→ RECORDS PROVIDED
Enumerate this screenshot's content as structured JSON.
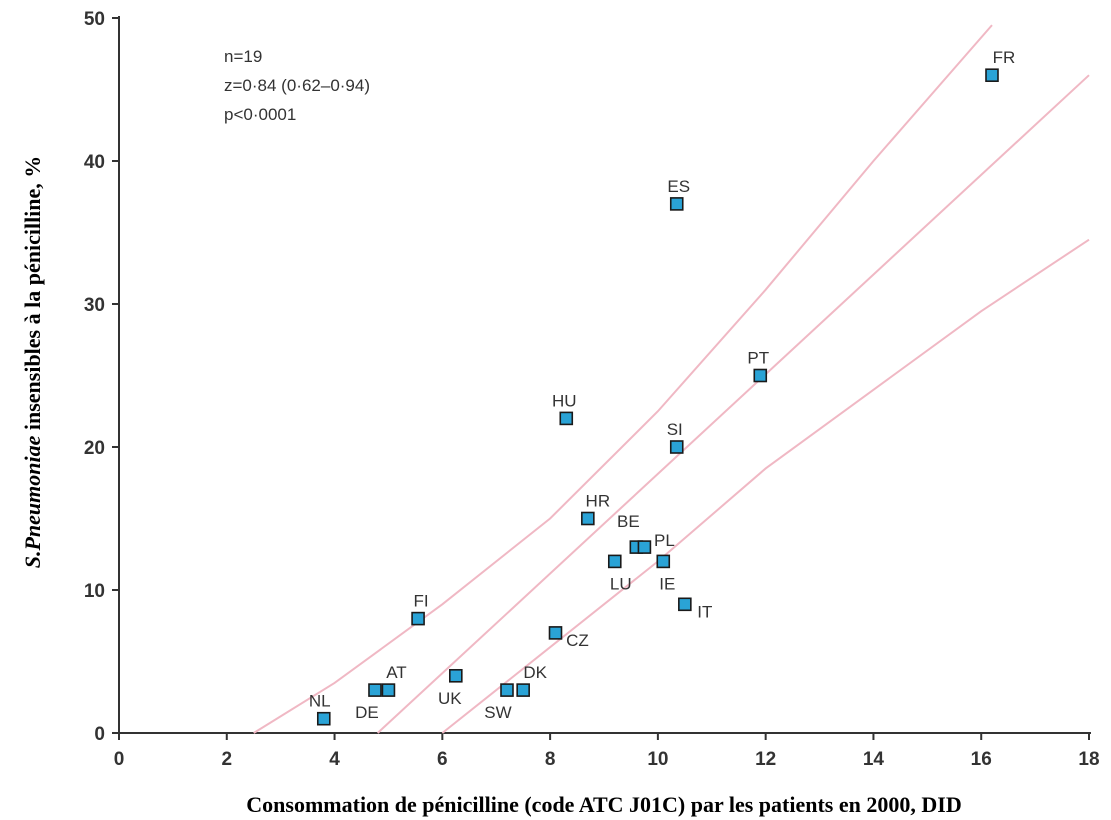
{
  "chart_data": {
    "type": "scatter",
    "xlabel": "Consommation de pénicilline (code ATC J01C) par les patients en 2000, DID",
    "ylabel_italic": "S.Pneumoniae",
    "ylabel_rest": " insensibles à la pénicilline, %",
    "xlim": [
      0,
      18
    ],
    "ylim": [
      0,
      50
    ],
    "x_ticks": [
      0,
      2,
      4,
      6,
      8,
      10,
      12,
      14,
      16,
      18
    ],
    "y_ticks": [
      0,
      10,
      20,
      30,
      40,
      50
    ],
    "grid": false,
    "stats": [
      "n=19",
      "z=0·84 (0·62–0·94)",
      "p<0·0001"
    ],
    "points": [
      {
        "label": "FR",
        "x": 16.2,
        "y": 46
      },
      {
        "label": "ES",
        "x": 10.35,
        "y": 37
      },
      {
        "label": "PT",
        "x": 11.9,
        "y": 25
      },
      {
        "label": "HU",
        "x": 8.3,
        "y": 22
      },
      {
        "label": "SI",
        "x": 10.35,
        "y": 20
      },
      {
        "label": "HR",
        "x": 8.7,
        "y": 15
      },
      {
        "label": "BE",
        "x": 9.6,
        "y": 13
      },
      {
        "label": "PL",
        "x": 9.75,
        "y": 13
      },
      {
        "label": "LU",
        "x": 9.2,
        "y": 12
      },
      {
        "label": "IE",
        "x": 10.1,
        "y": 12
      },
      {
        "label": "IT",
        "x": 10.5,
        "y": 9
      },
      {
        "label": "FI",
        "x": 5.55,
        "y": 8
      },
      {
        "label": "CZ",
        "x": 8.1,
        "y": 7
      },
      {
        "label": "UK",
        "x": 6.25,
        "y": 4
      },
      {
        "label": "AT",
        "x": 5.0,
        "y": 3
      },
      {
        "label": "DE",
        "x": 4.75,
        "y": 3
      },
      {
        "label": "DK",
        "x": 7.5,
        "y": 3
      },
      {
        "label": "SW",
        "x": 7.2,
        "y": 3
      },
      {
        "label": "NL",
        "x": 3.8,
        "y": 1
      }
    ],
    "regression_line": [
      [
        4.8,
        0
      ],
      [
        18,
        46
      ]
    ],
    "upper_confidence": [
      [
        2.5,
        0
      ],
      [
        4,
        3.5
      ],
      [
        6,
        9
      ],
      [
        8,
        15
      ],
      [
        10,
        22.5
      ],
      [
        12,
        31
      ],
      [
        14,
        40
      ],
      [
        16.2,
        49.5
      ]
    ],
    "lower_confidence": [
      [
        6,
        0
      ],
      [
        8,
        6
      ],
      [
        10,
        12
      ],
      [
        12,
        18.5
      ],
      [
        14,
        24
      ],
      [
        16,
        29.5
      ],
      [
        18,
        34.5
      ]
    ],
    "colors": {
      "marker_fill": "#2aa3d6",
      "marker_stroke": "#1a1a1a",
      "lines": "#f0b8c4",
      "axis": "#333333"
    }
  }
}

→ YOUR INSTRUCTIONS
Would you show each line of the listing above that has the string "pénicilline"?

→ SOLUTION TO THIS EXERCISE
    "xlabel": "Consommation de pénicilline (code ATC J01C) par les patients en 2000, DID",
    "ylabel_rest": " insensibles à la pénicilline, %",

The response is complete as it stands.